Say how many lines in the records include the string "hyukkyu", adding no other words.

—————

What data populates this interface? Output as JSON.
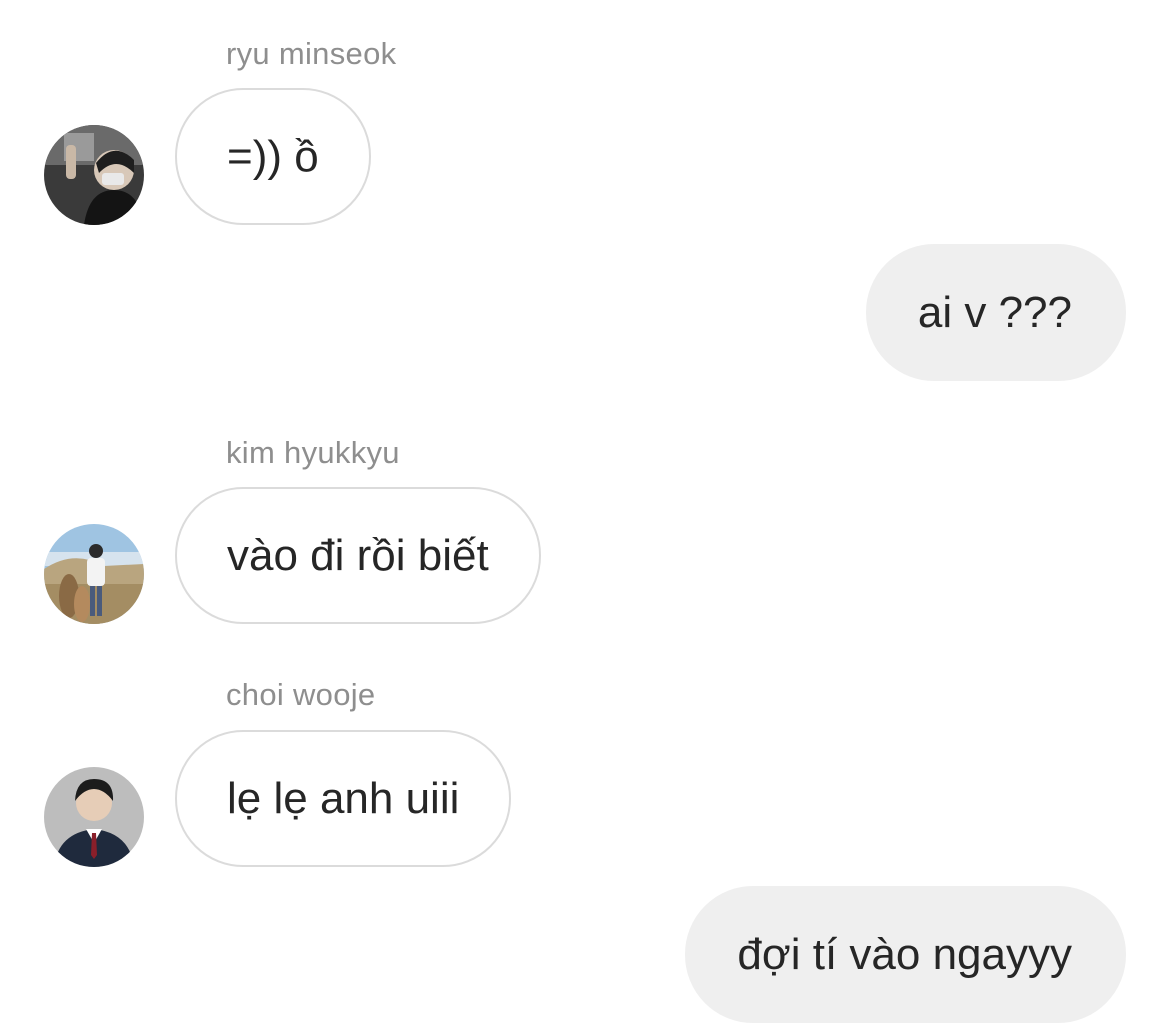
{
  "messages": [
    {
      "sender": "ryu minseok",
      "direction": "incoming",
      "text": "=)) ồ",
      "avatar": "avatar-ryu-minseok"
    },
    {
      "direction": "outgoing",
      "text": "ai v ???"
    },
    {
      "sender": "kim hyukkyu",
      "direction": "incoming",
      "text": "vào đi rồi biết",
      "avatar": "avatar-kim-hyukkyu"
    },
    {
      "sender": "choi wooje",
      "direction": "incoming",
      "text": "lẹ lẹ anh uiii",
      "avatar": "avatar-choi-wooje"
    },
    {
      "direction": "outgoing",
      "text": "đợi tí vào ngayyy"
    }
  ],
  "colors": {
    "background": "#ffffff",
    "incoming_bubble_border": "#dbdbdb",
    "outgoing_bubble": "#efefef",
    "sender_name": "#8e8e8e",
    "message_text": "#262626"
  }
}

—————

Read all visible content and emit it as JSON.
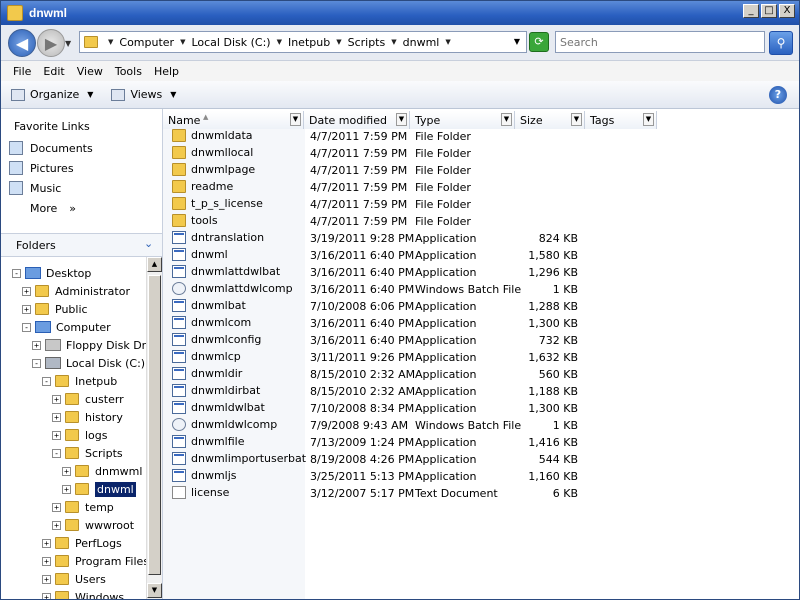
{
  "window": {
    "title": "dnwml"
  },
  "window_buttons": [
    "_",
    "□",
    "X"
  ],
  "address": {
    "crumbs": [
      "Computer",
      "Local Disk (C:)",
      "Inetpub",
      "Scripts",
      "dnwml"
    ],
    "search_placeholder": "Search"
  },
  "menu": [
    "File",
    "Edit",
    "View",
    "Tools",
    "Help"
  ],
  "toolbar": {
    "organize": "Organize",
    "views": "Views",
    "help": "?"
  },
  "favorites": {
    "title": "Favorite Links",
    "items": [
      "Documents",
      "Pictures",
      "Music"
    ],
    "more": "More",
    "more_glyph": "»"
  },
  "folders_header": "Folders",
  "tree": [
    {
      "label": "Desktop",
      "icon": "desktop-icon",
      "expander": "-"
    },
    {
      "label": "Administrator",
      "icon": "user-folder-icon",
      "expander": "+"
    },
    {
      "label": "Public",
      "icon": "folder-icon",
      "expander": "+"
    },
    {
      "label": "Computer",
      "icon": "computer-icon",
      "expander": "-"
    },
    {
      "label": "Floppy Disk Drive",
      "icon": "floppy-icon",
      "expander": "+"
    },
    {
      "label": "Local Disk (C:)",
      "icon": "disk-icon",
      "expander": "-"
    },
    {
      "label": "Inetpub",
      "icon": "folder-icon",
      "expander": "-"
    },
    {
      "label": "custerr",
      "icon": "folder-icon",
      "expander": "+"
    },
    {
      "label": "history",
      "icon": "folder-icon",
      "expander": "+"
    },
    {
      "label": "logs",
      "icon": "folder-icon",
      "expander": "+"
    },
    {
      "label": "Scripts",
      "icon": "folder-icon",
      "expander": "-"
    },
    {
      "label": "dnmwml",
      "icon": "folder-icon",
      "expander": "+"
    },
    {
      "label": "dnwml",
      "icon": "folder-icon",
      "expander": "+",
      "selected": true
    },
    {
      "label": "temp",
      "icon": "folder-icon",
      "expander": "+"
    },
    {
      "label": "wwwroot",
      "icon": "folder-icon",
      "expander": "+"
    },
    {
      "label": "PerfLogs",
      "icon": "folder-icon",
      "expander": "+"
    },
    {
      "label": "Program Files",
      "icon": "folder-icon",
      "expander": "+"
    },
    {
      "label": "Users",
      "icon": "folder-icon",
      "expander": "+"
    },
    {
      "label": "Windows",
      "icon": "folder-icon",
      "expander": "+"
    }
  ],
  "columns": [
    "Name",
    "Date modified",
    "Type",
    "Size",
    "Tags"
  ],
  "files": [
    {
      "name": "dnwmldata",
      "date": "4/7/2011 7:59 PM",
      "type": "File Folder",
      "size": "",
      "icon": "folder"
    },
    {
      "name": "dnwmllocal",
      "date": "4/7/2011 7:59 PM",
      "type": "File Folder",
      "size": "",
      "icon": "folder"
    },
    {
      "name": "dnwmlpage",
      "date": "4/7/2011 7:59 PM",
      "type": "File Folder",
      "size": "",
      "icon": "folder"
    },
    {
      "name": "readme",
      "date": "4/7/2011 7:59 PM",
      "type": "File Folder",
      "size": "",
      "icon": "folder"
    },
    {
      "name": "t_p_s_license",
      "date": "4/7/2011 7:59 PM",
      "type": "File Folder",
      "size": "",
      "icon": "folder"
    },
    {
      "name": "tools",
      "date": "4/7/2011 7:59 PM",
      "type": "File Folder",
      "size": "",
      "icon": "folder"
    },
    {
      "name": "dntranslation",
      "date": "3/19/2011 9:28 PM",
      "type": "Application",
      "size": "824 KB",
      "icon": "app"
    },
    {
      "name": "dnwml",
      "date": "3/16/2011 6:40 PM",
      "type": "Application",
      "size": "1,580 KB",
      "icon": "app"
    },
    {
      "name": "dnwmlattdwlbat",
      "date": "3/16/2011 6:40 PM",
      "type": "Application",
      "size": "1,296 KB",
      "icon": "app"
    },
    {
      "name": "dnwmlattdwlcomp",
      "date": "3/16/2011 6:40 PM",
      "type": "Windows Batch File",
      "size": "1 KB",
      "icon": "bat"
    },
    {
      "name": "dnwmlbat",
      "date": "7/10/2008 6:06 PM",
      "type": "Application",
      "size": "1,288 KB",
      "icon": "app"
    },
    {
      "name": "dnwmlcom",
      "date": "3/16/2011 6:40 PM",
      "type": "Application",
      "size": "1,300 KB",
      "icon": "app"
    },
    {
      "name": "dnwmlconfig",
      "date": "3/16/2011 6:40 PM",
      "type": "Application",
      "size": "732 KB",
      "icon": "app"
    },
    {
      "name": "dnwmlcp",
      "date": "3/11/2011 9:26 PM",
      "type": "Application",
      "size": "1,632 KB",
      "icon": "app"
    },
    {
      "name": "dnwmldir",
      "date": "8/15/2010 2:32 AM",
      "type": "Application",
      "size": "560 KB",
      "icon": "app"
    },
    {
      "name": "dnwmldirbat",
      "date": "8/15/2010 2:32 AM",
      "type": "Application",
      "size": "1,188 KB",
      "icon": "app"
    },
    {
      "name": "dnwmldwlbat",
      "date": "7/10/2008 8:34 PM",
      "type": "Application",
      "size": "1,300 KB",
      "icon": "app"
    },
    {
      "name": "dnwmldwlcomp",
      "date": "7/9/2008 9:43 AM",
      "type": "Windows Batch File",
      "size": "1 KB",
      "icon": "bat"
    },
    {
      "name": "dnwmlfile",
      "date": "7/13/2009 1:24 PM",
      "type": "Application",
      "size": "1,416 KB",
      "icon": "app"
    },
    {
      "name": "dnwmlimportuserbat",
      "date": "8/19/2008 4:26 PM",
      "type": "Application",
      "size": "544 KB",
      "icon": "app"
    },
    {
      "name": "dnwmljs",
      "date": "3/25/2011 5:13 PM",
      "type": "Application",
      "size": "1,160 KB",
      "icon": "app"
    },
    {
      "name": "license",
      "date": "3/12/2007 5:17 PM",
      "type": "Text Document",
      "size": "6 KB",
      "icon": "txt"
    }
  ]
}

—————

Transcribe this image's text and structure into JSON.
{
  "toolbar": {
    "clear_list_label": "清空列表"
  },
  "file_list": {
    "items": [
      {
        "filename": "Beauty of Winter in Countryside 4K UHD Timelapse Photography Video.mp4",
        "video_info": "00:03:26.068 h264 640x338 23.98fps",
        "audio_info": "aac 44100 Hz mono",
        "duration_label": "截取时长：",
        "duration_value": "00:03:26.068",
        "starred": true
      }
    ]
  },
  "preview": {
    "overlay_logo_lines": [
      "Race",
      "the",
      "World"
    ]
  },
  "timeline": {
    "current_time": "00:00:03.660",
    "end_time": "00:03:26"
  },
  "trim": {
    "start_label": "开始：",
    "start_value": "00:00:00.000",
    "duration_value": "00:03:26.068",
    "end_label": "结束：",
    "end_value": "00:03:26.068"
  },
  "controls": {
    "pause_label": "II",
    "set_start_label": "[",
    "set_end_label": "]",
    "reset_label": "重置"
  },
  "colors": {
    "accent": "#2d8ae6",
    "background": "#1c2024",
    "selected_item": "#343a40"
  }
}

—————

▸ Final result
2